**Apply what you read:**
1. Rewrite the stretch of the ultrabook article from "The market for" through "to take stock.", changing "ultrabooks" to "thin laptops" throughout.
2. Name every device model mentioned in the ultrabook article.

Text: Begin

Ultrabook Innovations in 2013

The market for ultrabooks has widened and deepened in interesting ways since the beginning of the new year and with the addition of Intel’s Haswell Processor in June and Microsoft’s expected release Windows Blue around the same time, 2013 looks to be a big year for ultrabooks. So perhaps it’s a good time to take stock.

Hardware

Just over three months into 2013, answering the question, “what does an ultrabook look like?” is becoming extremely difficult. The Lenovo ThinkPad Helix, released in February, for example, bears little resemblance to the Samsung Series 5 or Google’s Chromebook Pixel, for that matter, both also released this year. All of these devices, however, are very much ultrabooks. What makes that so? In the hardware sense, two things: touchscreens and processors. The clearest trend in the ultrabook market in 2013 is a move toward laptop-tablet hybrids, something that, if done correctly, can be very cool (like the ThinkPad Helix, for instance). Processors are what really matter, though, and they’re what truly unite ultrabooks. For the last while, ultrabooks have been running on Intel’s Ivy Bridge processor microarchitecture. That’s going to change in a big way later this year, making 2013 the best ultrabook year we’ve seen in a while in terms of sheer innovation.

The best is yet to come – Haswell, meet Blue

A great confluence of events is set to happen in the ultrabook market in 2013: the tandem release of Haswell, Intel’s new processor microarchitecture, and Windows Blue, a keenly anticipated, thoroughly mobile update to Microsoft’s Windows 8 software. Both are expected to be released around June—although it was leaked last week that a few online stores based in the Netherlands are taking pre-orders for the chips, which they promise to deliver in late May, before the official release date – and will make quite the pair.

What’s great about these products being released together is that each makes the other better. The two most tangible benefits of Haswell will be increased power savings and a major graphics (GPU) upgrade. This fits in perfectly with Microsoft’s vision for Windows Blue, which is rumoured to have even more power-saving features than the current, 2012 Windows 8, as well as amazing new visual features optimizing touch screen capabilities (this was revealed last week in a leaked video of an in-house demonstration of Windows Blue).

Text: End
Data: Begin

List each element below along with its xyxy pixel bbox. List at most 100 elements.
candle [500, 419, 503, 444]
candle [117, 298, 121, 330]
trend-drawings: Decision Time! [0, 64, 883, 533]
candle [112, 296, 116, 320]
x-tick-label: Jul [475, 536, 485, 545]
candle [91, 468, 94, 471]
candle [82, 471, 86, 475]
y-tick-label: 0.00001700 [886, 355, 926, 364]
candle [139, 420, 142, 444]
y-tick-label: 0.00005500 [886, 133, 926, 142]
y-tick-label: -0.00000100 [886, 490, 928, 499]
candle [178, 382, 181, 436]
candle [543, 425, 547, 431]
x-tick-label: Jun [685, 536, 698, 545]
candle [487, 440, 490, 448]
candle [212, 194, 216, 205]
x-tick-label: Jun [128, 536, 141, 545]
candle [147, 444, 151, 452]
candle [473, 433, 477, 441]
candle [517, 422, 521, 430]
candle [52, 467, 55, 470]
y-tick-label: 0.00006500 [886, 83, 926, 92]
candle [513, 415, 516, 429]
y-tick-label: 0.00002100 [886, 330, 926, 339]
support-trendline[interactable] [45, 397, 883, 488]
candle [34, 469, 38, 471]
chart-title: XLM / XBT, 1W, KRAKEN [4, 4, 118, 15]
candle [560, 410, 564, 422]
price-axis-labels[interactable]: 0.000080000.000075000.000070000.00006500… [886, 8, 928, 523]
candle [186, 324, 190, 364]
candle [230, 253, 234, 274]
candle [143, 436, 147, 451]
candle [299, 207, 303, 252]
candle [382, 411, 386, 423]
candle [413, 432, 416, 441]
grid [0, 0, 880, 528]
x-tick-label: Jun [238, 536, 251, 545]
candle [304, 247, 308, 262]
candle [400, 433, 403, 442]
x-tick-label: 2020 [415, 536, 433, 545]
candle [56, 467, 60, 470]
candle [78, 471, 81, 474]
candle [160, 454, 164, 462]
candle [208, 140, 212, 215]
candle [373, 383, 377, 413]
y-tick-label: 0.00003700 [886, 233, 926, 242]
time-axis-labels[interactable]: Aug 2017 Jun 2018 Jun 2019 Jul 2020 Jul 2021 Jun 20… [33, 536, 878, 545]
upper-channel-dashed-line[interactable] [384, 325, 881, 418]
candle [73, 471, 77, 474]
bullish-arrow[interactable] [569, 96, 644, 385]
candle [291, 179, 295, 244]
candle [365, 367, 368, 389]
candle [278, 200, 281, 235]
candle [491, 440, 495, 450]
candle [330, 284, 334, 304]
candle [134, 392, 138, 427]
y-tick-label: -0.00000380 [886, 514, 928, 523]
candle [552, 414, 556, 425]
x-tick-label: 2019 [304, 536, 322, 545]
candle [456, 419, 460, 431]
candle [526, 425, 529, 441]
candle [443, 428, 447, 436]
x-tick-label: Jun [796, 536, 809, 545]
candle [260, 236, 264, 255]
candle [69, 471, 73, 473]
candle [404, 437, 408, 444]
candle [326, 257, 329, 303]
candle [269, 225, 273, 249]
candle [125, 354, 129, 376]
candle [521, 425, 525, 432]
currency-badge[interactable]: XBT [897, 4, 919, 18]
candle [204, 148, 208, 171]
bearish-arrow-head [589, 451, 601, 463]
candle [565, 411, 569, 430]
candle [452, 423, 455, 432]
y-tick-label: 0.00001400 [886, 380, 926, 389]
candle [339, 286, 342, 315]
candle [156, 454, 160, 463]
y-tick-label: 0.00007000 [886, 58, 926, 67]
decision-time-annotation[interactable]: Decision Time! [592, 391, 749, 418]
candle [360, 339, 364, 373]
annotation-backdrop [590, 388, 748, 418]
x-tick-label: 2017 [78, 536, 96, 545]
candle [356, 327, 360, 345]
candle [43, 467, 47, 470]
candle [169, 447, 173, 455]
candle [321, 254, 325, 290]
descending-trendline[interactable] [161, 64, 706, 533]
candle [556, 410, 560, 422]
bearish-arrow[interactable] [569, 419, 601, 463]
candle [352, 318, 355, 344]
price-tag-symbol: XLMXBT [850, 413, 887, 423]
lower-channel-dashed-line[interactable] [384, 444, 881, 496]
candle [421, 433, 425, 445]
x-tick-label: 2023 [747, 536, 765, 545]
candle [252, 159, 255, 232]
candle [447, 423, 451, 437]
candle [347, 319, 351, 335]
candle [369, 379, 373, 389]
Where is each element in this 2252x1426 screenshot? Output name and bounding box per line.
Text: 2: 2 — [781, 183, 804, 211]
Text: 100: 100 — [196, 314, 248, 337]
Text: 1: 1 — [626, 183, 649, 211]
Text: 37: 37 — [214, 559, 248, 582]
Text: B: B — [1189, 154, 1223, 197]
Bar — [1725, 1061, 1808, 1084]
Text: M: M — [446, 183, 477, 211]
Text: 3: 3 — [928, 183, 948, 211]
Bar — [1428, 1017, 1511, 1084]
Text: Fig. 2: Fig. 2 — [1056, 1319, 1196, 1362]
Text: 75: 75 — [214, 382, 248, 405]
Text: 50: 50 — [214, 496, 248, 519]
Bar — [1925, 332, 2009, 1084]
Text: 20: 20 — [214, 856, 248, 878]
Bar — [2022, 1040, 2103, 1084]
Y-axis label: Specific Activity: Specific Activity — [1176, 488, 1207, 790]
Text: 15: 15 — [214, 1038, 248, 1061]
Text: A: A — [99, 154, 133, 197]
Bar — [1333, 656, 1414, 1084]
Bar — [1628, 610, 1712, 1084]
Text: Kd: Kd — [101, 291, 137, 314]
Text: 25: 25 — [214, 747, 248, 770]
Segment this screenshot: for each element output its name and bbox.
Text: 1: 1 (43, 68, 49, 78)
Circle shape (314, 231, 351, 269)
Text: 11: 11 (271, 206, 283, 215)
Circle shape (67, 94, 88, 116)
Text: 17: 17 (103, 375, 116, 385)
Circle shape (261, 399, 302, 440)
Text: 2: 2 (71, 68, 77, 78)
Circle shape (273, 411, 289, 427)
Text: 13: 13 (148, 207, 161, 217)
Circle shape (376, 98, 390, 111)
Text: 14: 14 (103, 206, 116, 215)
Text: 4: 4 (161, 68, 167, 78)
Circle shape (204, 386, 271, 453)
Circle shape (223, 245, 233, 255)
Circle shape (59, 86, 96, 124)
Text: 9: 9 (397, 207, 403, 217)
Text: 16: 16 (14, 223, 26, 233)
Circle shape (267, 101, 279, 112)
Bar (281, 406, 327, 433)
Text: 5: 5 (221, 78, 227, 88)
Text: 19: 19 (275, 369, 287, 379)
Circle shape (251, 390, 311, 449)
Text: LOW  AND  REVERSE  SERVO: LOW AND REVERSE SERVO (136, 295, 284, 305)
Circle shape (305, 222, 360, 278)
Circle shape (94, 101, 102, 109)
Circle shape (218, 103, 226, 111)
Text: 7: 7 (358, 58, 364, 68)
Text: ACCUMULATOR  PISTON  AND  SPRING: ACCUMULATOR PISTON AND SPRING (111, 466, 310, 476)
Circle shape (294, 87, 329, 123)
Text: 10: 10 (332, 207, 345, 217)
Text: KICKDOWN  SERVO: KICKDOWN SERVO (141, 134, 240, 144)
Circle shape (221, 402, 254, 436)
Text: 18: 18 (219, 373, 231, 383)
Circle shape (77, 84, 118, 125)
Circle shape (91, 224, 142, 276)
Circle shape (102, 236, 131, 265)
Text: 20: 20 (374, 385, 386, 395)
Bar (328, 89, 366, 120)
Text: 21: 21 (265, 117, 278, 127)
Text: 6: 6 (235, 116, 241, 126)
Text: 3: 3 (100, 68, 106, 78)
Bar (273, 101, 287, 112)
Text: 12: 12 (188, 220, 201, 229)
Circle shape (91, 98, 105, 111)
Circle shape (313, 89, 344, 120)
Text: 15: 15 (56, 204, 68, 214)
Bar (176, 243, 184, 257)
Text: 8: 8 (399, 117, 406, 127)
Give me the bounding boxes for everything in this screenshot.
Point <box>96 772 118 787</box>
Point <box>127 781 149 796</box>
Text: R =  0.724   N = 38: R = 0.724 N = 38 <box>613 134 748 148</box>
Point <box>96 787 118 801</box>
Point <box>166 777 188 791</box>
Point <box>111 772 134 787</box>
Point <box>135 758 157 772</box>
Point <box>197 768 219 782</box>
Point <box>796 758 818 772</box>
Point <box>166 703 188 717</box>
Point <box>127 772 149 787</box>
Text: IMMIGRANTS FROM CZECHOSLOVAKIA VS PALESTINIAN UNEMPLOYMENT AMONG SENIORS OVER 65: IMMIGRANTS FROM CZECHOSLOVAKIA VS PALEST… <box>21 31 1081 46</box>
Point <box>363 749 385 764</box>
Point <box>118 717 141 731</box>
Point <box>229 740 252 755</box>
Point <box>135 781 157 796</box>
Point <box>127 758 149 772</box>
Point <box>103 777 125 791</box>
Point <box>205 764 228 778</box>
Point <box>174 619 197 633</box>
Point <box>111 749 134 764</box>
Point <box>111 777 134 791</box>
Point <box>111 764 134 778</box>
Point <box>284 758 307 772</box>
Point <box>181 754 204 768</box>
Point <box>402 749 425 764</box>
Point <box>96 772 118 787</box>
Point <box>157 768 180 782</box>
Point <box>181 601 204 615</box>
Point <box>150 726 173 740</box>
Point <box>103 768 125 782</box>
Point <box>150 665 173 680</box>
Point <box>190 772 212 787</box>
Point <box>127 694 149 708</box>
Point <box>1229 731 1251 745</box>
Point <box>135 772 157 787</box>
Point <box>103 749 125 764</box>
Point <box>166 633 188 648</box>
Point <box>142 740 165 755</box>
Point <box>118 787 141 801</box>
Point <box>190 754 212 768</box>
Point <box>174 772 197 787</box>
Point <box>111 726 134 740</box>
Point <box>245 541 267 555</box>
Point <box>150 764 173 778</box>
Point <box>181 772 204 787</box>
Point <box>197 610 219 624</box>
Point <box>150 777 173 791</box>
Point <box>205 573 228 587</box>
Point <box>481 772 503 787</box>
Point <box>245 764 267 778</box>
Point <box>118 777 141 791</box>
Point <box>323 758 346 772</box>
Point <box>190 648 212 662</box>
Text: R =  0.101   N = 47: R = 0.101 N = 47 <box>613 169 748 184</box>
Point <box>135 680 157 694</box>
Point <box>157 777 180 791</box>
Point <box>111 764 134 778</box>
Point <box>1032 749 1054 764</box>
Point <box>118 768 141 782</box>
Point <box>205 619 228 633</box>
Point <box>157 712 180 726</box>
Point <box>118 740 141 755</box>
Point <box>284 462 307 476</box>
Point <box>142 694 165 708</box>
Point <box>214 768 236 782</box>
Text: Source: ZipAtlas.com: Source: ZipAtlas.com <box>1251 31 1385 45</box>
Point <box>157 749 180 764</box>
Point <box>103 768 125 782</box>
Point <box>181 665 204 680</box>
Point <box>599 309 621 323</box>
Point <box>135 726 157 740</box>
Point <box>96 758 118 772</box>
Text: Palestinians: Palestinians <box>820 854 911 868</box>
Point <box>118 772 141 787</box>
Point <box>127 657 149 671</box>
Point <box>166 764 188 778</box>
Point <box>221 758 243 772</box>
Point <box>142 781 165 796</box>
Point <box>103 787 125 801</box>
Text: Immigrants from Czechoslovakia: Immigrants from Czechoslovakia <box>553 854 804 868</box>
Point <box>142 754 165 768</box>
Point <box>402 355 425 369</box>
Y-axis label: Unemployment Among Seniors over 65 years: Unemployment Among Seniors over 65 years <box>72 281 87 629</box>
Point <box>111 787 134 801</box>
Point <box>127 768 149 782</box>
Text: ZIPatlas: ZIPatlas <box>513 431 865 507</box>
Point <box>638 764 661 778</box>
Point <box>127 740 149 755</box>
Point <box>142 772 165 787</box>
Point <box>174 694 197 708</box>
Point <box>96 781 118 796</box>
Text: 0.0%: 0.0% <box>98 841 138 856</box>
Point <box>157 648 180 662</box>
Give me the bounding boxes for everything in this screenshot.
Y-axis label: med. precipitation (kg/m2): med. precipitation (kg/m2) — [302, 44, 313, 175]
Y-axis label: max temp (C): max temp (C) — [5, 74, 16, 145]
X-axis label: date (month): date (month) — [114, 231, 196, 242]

Data: End

**Answers provided:**
1.
The market for thin laptops has widened and deepened in interesting ways since the beginning of the new year and with the addition of Intel’s Haswell Processor in June and Microsoft’s expected release Windows Blue around the same time, 2013 looks to be a big year for thin laptops. So perhaps it’s a good time to take stock.

2. Lenovo ThinkPad Helix, Samsung Series 5, Google's Chromebook Pixel